▸ **EXERCISE PROMPT**
Return every entry exactly.

** begin DATA ROWS **

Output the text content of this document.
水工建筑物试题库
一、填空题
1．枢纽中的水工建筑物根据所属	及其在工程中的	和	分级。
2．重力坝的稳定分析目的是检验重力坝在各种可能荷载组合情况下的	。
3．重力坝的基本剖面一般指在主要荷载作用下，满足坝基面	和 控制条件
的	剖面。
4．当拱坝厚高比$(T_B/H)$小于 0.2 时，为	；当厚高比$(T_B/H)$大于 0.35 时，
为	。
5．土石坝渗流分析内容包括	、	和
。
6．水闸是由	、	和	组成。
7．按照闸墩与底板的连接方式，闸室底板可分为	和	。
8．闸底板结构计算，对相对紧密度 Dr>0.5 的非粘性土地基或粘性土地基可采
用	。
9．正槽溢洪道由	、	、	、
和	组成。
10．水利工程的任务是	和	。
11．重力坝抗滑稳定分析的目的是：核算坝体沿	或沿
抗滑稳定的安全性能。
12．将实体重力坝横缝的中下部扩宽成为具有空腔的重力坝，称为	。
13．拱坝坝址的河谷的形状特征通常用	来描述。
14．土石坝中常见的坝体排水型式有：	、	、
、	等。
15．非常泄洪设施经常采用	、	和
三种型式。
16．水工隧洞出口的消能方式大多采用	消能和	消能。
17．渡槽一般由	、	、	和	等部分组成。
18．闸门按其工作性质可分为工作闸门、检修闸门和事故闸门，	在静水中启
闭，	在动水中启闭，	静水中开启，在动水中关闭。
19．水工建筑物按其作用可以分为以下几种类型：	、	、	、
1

** end DATA ROWS **

▸ **ANSWER TO THE EXERCISE**
Output the text content of this document.
水工建筑物试题库
一、填空题
1．枢纽中的水工建筑物根据所属	及其在工程中的	和	分级。
2．重力坝的稳定分析目的是检验重力坝在各种可能荷载组合情况下的	。
3．重力坝的基本剖面一般指在主要荷载作用下，满足坝基面	和 控制条件
的	剖面。
4．当拱坝厚高比$(T_B/H)$小于 0.2 时，为	；当厚高比$(T_B/H)$大于 0.35 时，
为	。
5．土石坝渗流分析内容包括	、	和
。
6．水闸是由	、	和	组成。
7．按照闸墩与底板的连接方式，闸室底板可分为	和	。
8．闸底板结构计算，对相对紧密度 Dr>0.5 的非粘性土地基或粘性土地基可采
用	。
9．正槽溢洪道由	、	、	、
和	组成。
10．水利工程的任务是	和	。
11．重力坝抗滑稳定分析的目的是：核算坝体沿	或沿
抗滑稳定的安全性能。
12．将实体重力坝横缝的中下部扩宽成为具有空腔的重力坝，称为	。
13．拱坝坝址的河谷的形状特征通常用	来描述。
14．土石坝中常见的坝体排水型式有：	、	、
、	等。
15．非常泄洪设施经常采用	、	和
三种型式。
16．水工隧洞出口的消能方式大多采用	消能和	消能。
17．渡槽一般由	、	、	和	等部分组成。
18．闸门按其工作性质可分为工作闸门、检修闸门和事故闸门，	在静水中启
闭，	在动水中启闭，	静水中开启，在动水中关闭。
19．水工建筑物按其作用可以分为以下几种类型：	、	、	、
1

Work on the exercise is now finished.